Work instructions | What follows is a set of records; restate each one word for word and drop the pictures.

Dataset entries on figures |
-=-=-=-=-

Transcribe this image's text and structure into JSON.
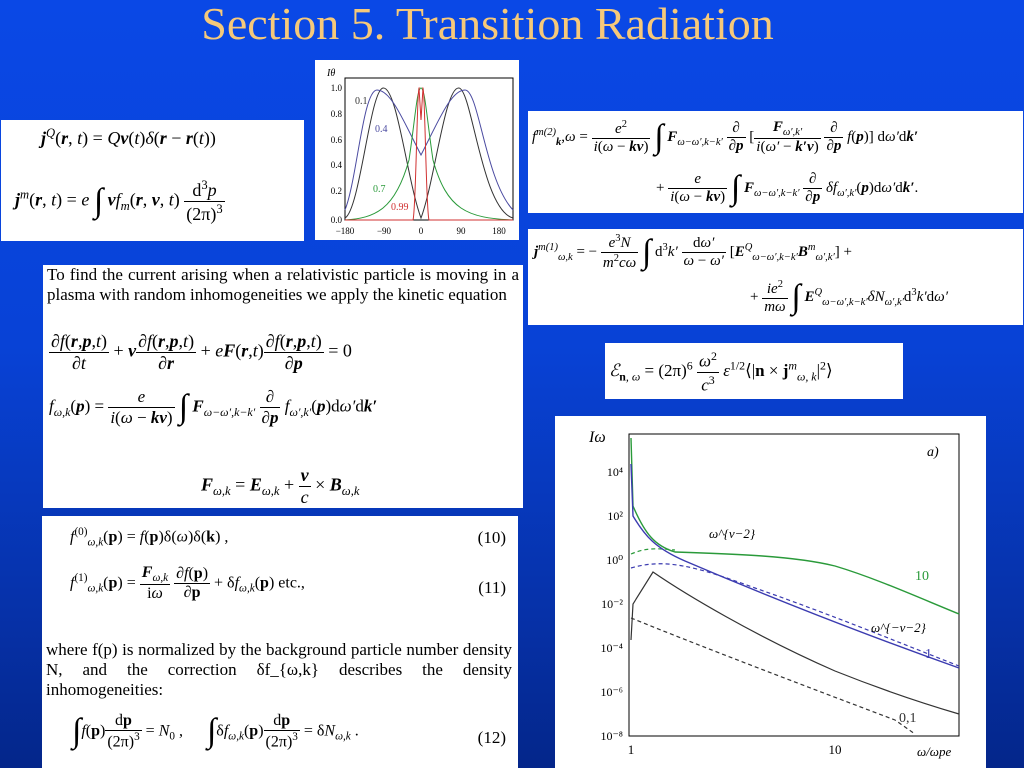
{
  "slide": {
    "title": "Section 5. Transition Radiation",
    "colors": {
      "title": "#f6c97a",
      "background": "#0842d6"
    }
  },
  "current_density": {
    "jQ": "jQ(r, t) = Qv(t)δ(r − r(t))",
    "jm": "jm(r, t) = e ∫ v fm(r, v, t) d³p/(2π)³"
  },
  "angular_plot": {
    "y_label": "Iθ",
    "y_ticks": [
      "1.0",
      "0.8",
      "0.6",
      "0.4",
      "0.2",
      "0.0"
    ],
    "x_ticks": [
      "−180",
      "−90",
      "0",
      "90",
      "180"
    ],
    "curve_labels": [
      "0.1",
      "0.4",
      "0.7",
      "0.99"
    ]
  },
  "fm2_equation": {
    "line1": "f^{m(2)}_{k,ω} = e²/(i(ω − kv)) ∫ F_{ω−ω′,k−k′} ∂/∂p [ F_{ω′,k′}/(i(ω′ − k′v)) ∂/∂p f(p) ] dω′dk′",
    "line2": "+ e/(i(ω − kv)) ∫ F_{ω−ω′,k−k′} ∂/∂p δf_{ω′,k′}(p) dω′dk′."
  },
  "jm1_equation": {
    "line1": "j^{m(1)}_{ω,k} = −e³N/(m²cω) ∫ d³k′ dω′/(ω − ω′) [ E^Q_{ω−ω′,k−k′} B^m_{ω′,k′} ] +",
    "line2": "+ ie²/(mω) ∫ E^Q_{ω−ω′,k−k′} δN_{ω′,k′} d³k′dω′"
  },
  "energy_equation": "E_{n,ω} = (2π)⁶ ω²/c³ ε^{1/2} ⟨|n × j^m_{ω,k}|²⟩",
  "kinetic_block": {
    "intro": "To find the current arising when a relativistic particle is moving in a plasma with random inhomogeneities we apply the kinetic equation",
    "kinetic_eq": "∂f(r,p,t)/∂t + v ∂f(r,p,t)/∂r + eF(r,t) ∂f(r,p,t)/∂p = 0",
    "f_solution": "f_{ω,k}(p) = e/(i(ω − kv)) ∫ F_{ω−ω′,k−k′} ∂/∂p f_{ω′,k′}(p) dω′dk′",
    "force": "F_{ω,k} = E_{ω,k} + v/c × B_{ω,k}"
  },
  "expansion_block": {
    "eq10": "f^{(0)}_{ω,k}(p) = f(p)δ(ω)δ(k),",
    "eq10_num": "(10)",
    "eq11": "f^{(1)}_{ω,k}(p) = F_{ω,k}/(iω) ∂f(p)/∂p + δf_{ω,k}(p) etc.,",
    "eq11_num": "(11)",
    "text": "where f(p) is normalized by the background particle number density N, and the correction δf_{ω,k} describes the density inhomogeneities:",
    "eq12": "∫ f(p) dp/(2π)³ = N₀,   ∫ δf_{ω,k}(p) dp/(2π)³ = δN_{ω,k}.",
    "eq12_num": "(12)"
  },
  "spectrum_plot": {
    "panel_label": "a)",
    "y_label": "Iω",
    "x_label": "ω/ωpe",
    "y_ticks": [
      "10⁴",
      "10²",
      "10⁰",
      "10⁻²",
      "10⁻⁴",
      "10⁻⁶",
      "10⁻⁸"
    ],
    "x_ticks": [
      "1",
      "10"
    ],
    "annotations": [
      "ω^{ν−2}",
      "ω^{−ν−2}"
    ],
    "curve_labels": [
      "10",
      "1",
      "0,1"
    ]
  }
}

-=-=-=-=-

Response |
Transcribe this image's text and structure into JSON.
{
  "slide": {
    "title": "Section 5. Transition Radiation",
    "colors": {
      "title": "#f6c97a",
      "background": "#0842d6"
    }
  },
  "current_density": {
    "jQ": "jQ(r, t) = Qv(t)δ(r − r(t))",
    "jm": "jm(r, t) = e ∫ v fm(r, v, t) d³p/(2π)³"
  },
  "angular_plot": {
    "y_label": "Iθ",
    "y_ticks": [
      "1.0",
      "0.8",
      "0.6",
      "0.4",
      "0.2",
      "0.0"
    ],
    "x_ticks": [
      "−180",
      "−90",
      "0",
      "90",
      "180"
    ],
    "curve_labels": [
      "0.1",
      "0.4",
      "0.7",
      "0.99"
    ]
  },
  "fm2_equation": {
    "line1": "f^{m(2)}_{k,ω} = e²/(i(ω − kv)) ∫ F_{ω−ω′,k−k′} ∂/∂p [ F_{ω′,k′}/(i(ω′ − k′v)) ∂/∂p f(p) ] dω′dk′",
    "line2": "+ e/(i(ω − kv)) ∫ F_{ω−ω′,k−k′} ∂/∂p δf_{ω′,k′}(p) dω′dk′."
  },
  "jm1_equation": {
    "line1": "j^{m(1)}_{ω,k} = −e³N/(m²cω) ∫ d³k′ dω′/(ω − ω′) [ E^Q_{ω−ω′,k−k′} B^m_{ω′,k′} ] +",
    "line2": "+ ie²/(mω) ∫ E^Q_{ω−ω′,k−k′} δN_{ω′,k′} d³k′dω′"
  },
  "energy_equation": "E_{n,ω} = (2π)⁶ ω²/c³ ε^{1/2} ⟨|n × j^m_{ω,k}|²⟩",
  "kinetic_block": {
    "intro": "To find the current arising when a relativistic particle is moving in a plasma with random inhomogeneities we apply the kinetic equation",
    "kinetic_eq": "∂f(r,p,t)/∂t + v ∂f(r,p,t)/∂r + eF(r,t) ∂f(r,p,t)/∂p = 0",
    "f_solution": "f_{ω,k}(p) = e/(i(ω − kv)) ∫ F_{ω−ω′,k−k′} ∂/∂p f_{ω′,k′}(p) dω′dk′",
    "force": "F_{ω,k} = E_{ω,k} + v/c × B_{ω,k}"
  },
  "expansion_block": {
    "eq10": "f^{(0)}_{ω,k}(p) = f(p)δ(ω)δ(k),",
    "eq10_num": "(10)",
    "eq11": "f^{(1)}_{ω,k}(p) = F_{ω,k}/(iω) ∂f(p)/∂p + δf_{ω,k}(p) etc.,",
    "eq11_num": "(11)",
    "text": "where f(p) is normalized by the background particle number density N, and the correction δf_{ω,k} describes the density inhomogeneities:",
    "eq12": "∫ f(p) dp/(2π)³ = N₀,   ∫ δf_{ω,k}(p) dp/(2π)³ = δN_{ω,k}.",
    "eq12_num": "(12)"
  },
  "spectrum_plot": {
    "panel_label": "a)",
    "y_label": "Iω",
    "x_label": "ω/ωpe",
    "y_ticks": [
      "10⁴",
      "10²",
      "10⁰",
      "10⁻²",
      "10⁻⁴",
      "10⁻⁶",
      "10⁻⁸"
    ],
    "x_ticks": [
      "1",
      "10"
    ],
    "annotations": [
      "ω^{ν−2}",
      "ω^{−ν−2}"
    ],
    "curve_labels": [
      "10",
      "1",
      "0,1"
    ]
  }
}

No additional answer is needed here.